# Given instruction
Gather from the material every line that contains the string "name".

※

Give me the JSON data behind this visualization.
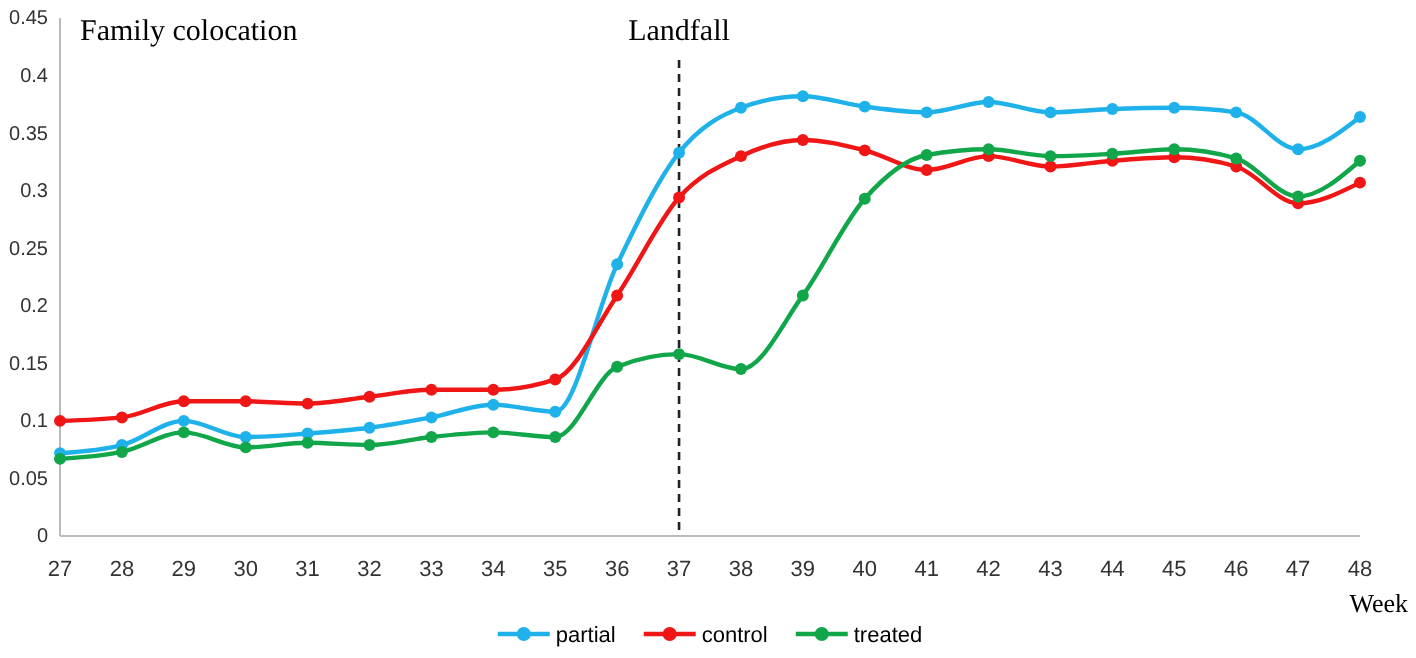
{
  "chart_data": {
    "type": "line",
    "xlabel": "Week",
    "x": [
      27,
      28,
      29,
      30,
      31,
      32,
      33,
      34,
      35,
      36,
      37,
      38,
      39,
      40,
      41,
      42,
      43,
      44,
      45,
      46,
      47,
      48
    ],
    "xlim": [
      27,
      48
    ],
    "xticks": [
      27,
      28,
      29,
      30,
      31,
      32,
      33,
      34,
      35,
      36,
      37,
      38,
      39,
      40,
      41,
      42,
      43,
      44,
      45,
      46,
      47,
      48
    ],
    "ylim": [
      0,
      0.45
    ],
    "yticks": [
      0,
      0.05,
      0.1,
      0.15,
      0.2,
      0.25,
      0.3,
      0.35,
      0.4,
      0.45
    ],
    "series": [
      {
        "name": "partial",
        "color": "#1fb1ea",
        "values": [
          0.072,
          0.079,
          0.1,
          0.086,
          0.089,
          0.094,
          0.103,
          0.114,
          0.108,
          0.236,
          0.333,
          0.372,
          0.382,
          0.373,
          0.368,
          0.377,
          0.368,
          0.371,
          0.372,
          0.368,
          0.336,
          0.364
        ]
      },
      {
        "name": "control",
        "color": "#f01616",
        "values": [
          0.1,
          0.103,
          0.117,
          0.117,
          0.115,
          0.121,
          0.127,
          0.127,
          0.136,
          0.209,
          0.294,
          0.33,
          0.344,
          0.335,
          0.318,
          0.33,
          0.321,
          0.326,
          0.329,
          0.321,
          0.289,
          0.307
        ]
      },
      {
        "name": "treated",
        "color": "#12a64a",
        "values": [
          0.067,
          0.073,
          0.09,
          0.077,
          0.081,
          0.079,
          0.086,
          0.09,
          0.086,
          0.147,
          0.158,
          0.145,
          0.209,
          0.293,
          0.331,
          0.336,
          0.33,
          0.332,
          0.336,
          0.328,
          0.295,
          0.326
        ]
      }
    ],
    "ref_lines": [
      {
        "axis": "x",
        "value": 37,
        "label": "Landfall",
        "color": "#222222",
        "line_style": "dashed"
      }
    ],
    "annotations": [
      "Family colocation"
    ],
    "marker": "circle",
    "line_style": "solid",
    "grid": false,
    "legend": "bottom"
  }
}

※

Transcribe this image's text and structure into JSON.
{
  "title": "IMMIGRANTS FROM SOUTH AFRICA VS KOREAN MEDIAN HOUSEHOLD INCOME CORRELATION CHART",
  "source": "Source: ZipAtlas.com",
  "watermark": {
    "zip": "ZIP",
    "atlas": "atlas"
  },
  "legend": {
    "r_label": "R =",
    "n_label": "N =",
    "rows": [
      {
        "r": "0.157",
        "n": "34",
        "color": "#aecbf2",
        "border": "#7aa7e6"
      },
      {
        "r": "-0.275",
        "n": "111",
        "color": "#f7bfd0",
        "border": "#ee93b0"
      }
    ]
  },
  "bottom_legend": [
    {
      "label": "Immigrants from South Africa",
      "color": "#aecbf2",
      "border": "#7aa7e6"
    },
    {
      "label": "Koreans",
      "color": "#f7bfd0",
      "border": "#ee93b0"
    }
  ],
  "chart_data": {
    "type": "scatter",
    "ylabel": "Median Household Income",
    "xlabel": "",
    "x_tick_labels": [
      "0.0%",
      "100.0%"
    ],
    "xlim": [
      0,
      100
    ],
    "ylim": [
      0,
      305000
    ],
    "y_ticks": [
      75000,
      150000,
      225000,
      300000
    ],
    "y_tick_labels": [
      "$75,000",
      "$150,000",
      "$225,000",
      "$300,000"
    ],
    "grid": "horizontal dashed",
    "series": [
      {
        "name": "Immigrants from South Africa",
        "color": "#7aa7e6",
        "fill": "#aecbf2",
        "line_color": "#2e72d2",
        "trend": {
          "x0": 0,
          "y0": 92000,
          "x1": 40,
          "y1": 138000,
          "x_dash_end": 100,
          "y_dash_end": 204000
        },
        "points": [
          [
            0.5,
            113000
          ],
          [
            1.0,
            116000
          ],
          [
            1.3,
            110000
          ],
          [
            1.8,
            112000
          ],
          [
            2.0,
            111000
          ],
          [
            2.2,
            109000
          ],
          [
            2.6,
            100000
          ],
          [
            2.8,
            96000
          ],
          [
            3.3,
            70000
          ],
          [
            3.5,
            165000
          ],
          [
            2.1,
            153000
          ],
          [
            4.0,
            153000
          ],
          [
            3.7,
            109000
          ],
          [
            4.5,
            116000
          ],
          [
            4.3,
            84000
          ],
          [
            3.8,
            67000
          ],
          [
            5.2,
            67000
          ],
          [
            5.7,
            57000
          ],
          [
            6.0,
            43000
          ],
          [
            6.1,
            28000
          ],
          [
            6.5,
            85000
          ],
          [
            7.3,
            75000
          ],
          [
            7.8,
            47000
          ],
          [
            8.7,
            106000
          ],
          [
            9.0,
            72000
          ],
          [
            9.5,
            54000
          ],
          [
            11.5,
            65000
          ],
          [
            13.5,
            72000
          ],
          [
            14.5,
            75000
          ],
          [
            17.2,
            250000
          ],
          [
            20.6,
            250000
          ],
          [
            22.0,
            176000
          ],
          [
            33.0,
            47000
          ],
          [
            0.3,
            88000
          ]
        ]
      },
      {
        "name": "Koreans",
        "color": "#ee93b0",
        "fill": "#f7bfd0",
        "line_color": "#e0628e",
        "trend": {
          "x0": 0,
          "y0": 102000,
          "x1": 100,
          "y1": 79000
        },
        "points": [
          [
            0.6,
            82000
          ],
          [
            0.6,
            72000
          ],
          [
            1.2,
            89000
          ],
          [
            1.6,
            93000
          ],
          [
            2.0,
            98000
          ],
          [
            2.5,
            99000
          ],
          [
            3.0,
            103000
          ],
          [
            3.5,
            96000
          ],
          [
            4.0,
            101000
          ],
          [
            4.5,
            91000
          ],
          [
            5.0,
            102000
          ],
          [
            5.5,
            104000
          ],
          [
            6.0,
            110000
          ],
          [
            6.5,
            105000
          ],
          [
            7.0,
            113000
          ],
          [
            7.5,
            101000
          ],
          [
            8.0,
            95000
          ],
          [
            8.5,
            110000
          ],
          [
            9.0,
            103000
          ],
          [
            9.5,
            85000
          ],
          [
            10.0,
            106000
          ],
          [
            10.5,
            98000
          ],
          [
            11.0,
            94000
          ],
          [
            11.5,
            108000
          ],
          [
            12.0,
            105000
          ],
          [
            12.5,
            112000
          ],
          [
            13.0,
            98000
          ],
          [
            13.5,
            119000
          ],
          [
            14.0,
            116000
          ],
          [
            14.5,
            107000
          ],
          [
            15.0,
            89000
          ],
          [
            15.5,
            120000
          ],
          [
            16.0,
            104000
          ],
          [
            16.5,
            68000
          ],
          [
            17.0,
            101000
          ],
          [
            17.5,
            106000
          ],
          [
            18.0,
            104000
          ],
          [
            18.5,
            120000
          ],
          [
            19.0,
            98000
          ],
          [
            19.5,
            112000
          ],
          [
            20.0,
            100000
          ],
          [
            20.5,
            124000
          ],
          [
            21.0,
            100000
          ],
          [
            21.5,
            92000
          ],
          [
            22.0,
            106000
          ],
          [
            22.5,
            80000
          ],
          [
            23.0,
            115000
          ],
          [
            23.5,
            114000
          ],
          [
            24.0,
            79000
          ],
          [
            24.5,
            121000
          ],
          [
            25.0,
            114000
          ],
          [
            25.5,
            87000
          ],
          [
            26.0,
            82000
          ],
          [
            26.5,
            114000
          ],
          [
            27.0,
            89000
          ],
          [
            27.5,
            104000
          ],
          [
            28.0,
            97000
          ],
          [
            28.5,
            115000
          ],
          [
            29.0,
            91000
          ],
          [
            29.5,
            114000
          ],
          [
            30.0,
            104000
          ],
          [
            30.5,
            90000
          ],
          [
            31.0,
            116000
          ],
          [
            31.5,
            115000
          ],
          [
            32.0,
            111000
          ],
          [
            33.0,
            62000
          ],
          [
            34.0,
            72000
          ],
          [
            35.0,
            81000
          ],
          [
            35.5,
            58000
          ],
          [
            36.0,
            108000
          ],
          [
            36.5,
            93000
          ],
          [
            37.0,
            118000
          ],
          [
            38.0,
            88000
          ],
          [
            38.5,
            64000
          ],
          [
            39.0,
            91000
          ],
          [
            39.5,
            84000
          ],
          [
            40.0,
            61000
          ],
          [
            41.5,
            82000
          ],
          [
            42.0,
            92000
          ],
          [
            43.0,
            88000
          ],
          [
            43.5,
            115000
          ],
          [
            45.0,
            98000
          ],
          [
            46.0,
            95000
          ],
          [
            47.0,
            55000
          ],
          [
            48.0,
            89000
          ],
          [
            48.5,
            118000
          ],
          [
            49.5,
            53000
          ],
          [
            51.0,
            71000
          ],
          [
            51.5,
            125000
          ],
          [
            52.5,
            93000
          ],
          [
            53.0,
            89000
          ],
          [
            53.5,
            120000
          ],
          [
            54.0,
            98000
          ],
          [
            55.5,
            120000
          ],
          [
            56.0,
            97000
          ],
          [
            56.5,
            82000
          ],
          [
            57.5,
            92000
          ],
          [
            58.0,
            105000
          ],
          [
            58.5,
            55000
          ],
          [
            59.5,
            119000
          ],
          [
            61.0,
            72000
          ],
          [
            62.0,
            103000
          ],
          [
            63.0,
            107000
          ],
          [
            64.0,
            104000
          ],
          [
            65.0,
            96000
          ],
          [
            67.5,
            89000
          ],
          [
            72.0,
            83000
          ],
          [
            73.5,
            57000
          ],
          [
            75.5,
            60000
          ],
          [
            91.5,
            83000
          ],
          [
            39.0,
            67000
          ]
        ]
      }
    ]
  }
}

※

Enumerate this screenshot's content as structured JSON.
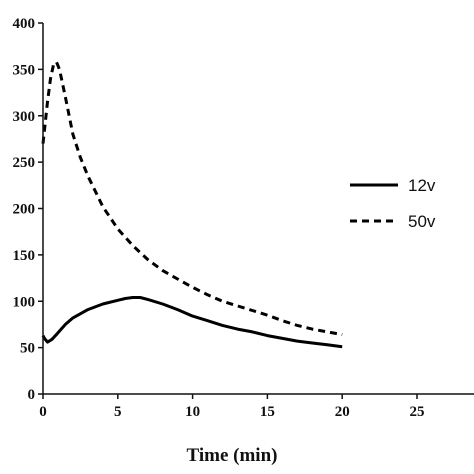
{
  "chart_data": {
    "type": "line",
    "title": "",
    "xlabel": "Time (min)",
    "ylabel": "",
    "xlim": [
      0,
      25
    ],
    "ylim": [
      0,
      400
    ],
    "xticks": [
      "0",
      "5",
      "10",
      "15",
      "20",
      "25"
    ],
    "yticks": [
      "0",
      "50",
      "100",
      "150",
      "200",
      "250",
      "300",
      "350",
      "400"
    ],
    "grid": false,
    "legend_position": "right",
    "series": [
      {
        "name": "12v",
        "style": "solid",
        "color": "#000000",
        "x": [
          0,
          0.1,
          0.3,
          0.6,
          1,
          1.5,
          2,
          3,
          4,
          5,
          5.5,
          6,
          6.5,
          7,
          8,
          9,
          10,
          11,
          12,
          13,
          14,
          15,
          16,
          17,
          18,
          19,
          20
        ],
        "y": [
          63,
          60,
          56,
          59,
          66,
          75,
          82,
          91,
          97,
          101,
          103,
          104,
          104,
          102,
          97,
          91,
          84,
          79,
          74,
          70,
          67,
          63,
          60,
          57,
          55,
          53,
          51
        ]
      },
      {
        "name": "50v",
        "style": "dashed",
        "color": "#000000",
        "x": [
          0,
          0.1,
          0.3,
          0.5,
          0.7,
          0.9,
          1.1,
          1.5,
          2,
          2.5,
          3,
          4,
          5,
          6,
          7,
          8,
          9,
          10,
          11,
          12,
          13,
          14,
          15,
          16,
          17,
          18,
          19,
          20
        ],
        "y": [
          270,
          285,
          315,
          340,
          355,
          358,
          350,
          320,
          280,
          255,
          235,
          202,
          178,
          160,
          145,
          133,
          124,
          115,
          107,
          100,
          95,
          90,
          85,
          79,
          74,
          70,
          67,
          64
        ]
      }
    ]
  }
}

※

# Output of the exercise
        "name": "partial",
        "name": "control",
        "name": "treated",
        "name": "Immigrants from South Africa",
        "name": "Koreans",
        "name": "12v",
        "name": "50v",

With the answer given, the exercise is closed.